__DATA ENTRIES__:
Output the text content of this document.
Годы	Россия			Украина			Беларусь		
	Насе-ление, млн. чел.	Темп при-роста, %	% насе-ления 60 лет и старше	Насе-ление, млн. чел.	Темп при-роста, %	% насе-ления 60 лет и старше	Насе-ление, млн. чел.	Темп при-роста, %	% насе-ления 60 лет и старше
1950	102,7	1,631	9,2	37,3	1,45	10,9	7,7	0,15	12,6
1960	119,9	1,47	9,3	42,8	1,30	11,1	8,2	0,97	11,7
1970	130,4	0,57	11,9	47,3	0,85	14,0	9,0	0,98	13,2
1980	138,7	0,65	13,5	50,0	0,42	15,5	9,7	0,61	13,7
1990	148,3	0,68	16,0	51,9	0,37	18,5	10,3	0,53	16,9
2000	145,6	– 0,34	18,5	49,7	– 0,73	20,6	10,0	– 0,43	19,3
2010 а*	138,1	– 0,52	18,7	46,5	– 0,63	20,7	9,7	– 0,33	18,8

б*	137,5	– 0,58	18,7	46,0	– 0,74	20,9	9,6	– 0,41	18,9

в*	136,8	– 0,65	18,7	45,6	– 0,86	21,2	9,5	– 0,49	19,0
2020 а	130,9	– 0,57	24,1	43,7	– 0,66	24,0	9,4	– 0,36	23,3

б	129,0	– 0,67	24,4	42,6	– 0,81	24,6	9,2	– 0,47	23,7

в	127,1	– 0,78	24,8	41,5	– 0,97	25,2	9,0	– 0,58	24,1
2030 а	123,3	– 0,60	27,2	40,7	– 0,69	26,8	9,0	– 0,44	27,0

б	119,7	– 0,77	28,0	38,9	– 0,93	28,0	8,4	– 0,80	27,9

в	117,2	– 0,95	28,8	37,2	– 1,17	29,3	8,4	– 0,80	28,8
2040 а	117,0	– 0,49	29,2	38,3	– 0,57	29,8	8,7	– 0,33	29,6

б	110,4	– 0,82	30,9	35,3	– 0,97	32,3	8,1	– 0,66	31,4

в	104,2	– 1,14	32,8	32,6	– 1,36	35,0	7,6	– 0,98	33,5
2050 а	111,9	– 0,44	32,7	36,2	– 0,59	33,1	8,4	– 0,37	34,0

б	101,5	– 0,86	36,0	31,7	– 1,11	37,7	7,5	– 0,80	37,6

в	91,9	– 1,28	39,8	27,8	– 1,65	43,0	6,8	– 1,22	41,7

__WHAT YOU HAVE TO DO__: Write the data out again in full and exactly.

__ANSWER TO THIS EXERCISE__:
Output the text content of this document.
Годы	Россия			Украина			Беларусь		
	Насе-ление, млн. чел.	Темп при-роста, %	% насе-ления 60 лет и старше	Насе-ление, млн. чел.	Темп при-роста, %	% насе-ления 60 лет и старше	Насе-ление, млн. чел.	Темп при-роста, %	% насе-ления 60 лет и старше
1950	102,7	1,631	9,2	37,3	1,45	10,9	7,7	0,15	12,6
1960	119,9	1,47	9,3	42,8	1,30	11,1	8,2	0,97	11,7
1970	130,4	0,57	11,9	47,3	0,85	14,0	9,0	0,98	13,2
1980	138,7	0,65	13,5	50,0	0,42	15,5	9,7	0,61	13,7
1990	148,3	0,68	16,0	51,9	0,37	18,5	10,3	0,53	16,9
2000	145,6	– 0,34	18,5	49,7	– 0,73	20,6	10,0	– 0,43	19,3
2010 а*	138,1	– 0,52	18,7	46,5	– 0,63	20,7	9,7	– 0,33	18,8

б*	137,5	– 0,58	18,7	46,0	– 0,74	20,9	9,6	– 0,41	18,9

в*	136,8	– 0,65	18,7	45,6	– 0,86	21,2	9,5	– 0,49	19,0
2020 а	130,9	– 0,57	24,1	43,7	– 0,66	24,0	9,4	– 0,36	23,3

б	129,0	– 0,67	24,4	42,6	– 0,81	24,6	9,2	– 0,47	23,7

в	127,1	– 0,78	24,8	41,5	– 0,97	25,2	9,0	– 0,58	24,1
2030 а	123,3	– 0,60	27,2	40,7	– 0,69	26,8	9,0	– 0,44	27,0

б	119,7	– 0,77	28,0	38,9	– 0,93	28,0	8,4	– 0,80	27,9

в	117,2	– 0,95	28,8	37,2	– 1,17	29,3	8,4	– 0,80	28,8
2040 а	117,0	– 0,49	29,2	38,3	– 0,57	29,8	8,7	– 0,33	29,6

б	110,4	– 0,82	30,9	35,3	– 0,97	32,3	8,1	– 0,66	31,4

в	104,2	– 1,14	32,8	32,6	– 1,36	35,0	7,6	– 0,98	33,5
2050 а	111,9	– 0,44	32,7	36,2	– 0,59	33,1	8,4	– 0,37	34,0

б	101,5	– 0,86	36,0	31,7	– 1,11	37,7	7,5	– 0,80	37,6

в	91,9	– 1,28	39,8	27,8	– 1,65	43,0	6,8	– 1,22	41,7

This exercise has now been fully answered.